## What to work on
Which lines hold the word "this"? Copy each of them from the material.

## Input rows
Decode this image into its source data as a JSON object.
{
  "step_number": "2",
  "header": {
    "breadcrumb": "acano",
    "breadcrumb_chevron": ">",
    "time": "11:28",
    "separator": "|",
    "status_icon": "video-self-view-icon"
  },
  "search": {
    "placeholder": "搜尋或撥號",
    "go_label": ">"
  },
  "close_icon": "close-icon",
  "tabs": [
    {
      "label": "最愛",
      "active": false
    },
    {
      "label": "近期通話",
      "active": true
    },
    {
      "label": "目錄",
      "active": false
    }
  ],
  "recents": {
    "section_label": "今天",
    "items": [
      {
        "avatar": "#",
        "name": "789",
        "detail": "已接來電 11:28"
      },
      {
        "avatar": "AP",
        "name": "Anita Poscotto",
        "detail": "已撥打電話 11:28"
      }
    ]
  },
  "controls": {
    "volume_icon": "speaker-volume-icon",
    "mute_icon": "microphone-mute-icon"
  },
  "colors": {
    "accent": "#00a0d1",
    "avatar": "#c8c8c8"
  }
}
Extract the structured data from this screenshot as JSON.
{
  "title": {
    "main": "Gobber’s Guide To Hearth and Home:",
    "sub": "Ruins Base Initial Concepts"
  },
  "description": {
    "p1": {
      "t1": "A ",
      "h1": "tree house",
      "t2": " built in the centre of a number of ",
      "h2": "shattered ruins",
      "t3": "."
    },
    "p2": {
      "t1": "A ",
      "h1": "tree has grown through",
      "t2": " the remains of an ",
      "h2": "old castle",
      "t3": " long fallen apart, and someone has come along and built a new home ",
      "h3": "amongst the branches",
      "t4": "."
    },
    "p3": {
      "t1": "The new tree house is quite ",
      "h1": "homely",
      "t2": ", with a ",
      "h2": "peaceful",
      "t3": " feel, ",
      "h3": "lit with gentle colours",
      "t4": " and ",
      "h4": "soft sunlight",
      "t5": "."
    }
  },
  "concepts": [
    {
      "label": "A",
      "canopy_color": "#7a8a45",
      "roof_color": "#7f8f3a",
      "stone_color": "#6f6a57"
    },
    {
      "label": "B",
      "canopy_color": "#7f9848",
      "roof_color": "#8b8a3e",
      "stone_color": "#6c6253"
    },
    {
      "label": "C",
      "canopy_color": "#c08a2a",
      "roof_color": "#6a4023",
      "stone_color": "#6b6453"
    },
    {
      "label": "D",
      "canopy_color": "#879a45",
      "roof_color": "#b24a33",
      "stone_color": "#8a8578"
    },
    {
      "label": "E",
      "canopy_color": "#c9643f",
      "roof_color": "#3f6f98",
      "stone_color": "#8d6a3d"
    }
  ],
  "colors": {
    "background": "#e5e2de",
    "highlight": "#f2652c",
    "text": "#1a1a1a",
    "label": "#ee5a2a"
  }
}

* * *

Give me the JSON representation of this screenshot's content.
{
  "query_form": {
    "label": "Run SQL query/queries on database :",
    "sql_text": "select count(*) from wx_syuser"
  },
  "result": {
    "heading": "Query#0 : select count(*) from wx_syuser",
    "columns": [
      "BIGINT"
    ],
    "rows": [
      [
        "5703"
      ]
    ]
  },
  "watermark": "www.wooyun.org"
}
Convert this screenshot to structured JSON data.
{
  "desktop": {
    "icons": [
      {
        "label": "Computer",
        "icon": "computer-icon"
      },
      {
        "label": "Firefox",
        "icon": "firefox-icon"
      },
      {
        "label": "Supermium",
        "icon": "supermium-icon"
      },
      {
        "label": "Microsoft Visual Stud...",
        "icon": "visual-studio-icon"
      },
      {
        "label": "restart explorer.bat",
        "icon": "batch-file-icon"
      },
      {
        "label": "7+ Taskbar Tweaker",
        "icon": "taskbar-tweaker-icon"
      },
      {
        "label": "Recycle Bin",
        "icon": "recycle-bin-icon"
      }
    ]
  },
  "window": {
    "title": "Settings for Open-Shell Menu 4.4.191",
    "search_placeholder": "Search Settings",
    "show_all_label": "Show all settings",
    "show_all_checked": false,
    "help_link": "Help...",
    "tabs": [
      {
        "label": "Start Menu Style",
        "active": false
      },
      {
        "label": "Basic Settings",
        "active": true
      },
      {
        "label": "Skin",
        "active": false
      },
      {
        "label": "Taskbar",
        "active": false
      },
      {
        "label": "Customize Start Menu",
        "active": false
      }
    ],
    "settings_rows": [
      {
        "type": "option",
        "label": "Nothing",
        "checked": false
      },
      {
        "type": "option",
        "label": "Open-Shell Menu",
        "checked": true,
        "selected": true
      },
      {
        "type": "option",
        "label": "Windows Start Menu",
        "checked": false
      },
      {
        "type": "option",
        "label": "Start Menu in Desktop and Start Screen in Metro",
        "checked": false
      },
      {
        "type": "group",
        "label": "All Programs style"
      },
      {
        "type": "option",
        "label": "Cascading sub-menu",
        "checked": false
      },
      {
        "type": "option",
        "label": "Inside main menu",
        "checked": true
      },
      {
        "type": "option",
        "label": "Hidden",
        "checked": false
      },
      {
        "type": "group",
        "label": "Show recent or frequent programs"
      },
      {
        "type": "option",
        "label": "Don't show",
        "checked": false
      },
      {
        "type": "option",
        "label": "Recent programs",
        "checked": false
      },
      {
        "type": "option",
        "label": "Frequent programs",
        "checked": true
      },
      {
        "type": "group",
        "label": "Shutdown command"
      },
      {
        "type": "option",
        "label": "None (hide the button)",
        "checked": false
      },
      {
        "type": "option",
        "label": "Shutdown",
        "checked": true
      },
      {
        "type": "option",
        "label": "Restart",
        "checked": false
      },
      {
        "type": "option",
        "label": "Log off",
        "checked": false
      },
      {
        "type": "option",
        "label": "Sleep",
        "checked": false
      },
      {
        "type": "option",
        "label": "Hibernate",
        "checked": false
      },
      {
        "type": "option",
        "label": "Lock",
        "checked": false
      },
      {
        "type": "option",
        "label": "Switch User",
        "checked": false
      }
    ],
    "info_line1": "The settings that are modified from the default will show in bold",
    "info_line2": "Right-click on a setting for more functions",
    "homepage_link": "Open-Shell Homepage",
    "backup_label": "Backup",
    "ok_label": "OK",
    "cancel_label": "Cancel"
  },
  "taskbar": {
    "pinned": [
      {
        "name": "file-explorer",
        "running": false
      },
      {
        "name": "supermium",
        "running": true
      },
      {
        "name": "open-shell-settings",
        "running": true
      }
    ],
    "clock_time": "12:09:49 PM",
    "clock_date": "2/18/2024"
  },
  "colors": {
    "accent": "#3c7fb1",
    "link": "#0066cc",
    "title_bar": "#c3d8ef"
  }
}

==

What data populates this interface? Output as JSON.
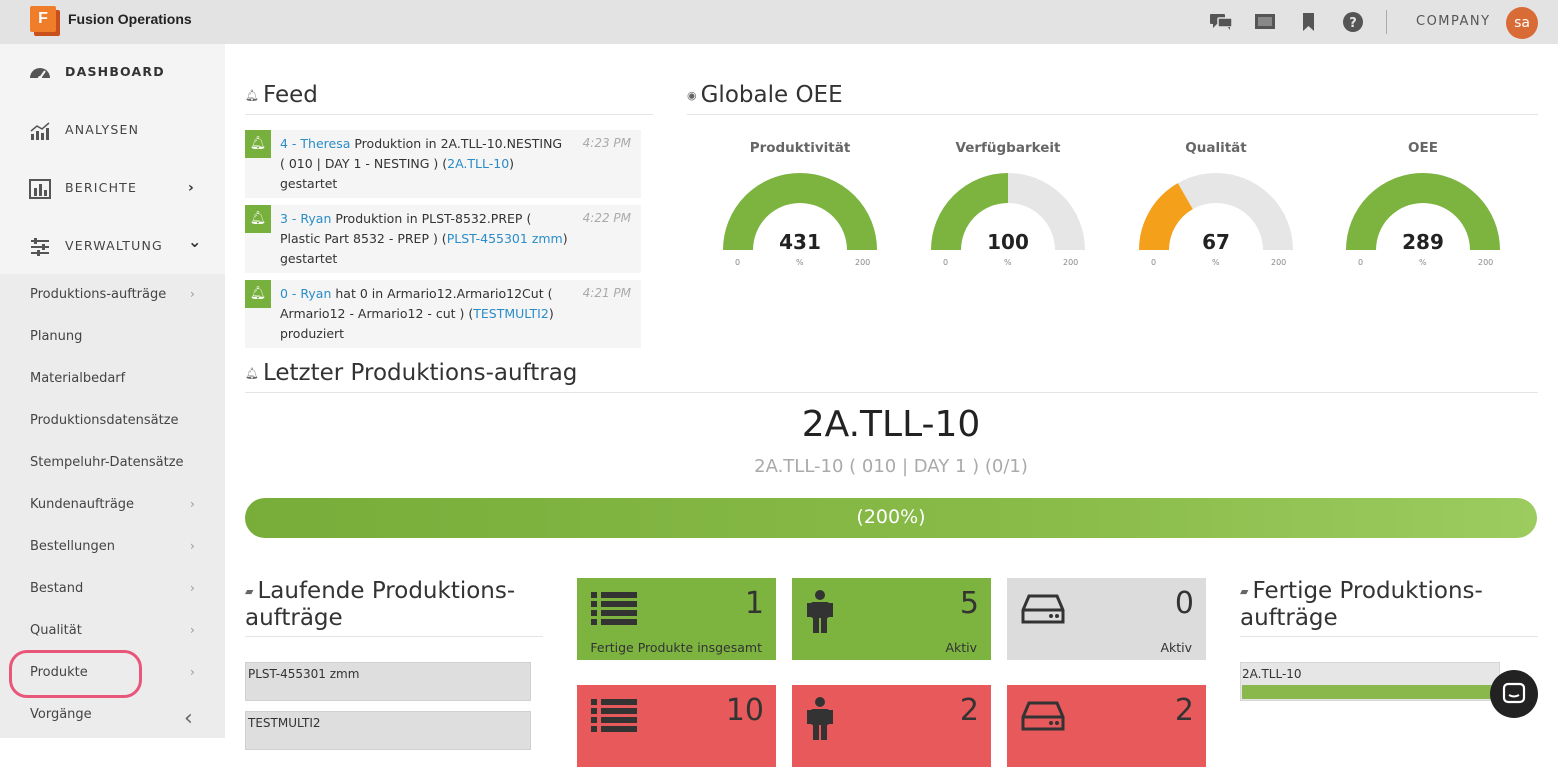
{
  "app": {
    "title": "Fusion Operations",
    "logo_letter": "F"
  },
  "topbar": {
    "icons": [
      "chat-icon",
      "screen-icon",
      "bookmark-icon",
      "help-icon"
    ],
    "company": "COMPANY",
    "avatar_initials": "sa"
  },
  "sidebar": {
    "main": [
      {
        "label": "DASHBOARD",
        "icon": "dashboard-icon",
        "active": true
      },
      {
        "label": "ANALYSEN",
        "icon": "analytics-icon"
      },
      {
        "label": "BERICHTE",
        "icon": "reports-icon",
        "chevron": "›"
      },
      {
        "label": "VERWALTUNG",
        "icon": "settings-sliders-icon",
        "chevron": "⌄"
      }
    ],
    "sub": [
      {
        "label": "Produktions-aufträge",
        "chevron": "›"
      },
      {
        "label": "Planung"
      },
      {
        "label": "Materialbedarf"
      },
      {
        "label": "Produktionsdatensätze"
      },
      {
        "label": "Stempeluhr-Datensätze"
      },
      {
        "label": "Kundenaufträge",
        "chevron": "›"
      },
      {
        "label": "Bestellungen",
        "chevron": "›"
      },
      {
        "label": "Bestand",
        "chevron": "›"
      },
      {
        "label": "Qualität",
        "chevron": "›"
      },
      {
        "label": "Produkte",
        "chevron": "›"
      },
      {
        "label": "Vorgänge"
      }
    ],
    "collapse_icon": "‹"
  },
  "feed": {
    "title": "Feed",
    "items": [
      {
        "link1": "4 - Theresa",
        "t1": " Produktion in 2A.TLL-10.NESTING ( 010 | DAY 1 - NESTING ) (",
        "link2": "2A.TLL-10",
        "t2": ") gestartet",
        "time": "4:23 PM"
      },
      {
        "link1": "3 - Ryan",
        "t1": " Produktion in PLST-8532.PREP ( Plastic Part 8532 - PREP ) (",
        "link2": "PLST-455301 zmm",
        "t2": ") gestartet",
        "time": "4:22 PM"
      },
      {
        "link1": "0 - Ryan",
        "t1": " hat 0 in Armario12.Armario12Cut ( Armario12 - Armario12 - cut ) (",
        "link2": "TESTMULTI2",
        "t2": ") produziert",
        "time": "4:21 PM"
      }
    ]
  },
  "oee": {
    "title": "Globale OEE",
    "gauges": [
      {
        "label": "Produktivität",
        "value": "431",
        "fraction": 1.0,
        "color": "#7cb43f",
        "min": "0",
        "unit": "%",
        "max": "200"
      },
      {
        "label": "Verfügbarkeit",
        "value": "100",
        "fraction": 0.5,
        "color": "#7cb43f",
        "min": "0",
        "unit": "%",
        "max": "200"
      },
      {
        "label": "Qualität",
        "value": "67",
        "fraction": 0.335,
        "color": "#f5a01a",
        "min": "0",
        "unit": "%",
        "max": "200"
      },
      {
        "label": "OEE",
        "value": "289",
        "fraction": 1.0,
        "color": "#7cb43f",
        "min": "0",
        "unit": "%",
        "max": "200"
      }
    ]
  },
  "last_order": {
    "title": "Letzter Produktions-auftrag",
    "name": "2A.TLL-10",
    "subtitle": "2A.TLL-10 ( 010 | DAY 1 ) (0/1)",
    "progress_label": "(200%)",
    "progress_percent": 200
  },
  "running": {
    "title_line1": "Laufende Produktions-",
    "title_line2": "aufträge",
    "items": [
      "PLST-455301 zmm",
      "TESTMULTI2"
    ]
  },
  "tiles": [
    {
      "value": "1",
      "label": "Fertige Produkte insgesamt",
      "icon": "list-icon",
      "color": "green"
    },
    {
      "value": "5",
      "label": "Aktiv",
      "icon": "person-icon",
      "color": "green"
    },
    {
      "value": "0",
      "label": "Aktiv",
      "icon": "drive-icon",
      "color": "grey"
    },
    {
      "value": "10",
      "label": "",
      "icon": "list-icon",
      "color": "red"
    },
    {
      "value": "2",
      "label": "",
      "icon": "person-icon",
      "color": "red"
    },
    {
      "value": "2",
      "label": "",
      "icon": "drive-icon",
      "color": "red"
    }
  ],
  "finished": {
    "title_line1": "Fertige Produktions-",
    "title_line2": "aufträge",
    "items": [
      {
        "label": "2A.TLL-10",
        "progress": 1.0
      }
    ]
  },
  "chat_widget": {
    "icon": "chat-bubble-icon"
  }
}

## Correct output
Decode this image into its source data as a JSON object.
Extract the structured data from this screenshot as JSON.
Give me the JSON representation of this screenshot's content.
Convert this screenshot to structured JSON data.
What data populates this interface? Output as JSON.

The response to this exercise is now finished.